• EXERCISE INSTRUCTIONS:
List every line below containing "слоновость".
┌────────
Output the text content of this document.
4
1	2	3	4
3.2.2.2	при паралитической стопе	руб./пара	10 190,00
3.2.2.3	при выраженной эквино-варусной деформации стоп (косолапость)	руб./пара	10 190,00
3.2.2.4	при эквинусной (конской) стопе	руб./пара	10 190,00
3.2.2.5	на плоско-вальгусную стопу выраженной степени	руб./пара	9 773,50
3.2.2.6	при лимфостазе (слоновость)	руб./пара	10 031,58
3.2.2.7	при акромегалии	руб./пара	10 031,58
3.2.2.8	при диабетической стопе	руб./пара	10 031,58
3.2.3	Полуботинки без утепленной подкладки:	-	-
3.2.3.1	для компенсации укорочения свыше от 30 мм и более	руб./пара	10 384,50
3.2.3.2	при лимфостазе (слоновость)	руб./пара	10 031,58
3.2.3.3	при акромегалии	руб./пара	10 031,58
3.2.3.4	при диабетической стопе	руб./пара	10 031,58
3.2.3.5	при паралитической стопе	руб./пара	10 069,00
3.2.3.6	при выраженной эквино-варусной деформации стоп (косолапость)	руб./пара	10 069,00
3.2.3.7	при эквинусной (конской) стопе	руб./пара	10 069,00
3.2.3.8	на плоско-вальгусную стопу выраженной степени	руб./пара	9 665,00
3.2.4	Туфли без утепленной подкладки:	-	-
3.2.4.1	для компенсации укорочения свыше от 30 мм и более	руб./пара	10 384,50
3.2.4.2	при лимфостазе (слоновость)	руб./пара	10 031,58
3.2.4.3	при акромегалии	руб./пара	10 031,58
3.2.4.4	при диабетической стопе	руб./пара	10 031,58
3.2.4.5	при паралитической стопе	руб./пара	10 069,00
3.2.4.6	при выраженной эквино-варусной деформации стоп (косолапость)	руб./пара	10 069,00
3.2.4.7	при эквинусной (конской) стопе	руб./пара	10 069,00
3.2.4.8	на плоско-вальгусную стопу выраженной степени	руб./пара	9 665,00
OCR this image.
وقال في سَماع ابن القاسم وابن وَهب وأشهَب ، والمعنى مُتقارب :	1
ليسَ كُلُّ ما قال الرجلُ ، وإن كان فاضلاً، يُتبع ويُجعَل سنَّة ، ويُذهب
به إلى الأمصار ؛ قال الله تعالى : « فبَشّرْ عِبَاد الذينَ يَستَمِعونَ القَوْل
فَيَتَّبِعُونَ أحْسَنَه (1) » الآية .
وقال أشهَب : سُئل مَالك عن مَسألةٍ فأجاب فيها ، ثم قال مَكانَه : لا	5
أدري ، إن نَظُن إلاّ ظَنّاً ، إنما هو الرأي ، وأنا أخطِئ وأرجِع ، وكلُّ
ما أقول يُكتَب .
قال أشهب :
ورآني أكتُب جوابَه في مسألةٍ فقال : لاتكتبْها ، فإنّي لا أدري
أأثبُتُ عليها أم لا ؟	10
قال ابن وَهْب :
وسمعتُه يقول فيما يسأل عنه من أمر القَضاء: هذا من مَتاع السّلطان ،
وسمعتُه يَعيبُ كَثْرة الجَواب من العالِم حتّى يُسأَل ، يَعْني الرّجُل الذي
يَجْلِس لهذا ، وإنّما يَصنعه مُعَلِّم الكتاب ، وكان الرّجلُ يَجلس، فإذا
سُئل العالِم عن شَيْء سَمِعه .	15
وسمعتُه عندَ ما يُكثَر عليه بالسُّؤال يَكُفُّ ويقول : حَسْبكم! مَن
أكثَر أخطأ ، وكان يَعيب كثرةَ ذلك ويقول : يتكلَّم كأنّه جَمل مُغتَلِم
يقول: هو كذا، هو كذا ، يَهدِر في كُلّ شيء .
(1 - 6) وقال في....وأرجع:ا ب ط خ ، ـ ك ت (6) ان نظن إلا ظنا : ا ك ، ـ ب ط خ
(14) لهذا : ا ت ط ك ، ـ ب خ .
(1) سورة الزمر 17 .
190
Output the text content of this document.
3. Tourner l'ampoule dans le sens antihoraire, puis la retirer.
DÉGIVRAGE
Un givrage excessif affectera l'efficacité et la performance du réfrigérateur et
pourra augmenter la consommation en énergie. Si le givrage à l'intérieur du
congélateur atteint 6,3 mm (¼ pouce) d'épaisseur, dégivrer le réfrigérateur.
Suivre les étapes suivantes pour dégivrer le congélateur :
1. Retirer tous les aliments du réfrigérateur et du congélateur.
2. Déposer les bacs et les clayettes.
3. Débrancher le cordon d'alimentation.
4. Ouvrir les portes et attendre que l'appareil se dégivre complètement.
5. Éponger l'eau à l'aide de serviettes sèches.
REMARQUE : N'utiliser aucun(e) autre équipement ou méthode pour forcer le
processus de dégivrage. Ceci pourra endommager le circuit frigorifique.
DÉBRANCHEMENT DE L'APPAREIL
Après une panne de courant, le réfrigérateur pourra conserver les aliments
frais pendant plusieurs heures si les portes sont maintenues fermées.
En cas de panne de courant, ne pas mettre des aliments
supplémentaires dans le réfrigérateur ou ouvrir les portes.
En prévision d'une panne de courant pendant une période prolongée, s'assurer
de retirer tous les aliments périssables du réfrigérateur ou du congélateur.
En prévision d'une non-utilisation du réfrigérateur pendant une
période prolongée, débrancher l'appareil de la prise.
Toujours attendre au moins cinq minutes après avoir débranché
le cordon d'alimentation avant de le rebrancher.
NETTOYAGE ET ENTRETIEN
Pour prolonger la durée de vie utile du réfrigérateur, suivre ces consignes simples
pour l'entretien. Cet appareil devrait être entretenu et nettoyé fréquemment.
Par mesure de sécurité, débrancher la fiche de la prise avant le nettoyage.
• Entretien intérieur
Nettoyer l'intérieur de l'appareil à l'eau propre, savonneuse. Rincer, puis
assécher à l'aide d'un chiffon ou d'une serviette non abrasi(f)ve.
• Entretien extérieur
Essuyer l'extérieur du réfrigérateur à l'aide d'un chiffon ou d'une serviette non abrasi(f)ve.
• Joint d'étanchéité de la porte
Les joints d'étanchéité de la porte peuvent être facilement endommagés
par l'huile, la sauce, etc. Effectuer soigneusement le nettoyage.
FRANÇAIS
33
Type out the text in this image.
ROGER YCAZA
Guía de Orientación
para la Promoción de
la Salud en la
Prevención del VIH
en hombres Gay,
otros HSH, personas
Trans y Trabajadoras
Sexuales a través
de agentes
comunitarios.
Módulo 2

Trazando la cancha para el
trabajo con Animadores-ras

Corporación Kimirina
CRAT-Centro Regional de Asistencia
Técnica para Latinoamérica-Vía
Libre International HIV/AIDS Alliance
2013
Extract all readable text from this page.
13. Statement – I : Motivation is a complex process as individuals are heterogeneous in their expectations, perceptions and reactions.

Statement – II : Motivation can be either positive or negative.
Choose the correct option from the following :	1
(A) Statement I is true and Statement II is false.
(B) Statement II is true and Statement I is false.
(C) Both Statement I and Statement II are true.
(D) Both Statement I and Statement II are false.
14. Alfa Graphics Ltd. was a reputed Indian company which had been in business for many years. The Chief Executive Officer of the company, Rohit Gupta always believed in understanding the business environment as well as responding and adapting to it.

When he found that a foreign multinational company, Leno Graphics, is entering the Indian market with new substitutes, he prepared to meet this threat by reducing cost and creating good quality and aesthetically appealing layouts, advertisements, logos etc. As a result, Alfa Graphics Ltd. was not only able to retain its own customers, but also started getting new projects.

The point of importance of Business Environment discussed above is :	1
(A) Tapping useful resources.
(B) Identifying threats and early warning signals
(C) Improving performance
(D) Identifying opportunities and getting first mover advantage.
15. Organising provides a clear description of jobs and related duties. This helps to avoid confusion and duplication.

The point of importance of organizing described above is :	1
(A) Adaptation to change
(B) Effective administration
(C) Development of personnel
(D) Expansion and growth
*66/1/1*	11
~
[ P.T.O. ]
└────────
• EXERCISE OUTPUT:
3.2.2.6	при лимфостазе (слоновость)	руб./пара	10 031,58
3.2.3.2	при лимфостазе (слоновость)	руб./пара	10 031,58
3.2.4.2	при лимфостазе (слоновость)	руб./пара	10 031,58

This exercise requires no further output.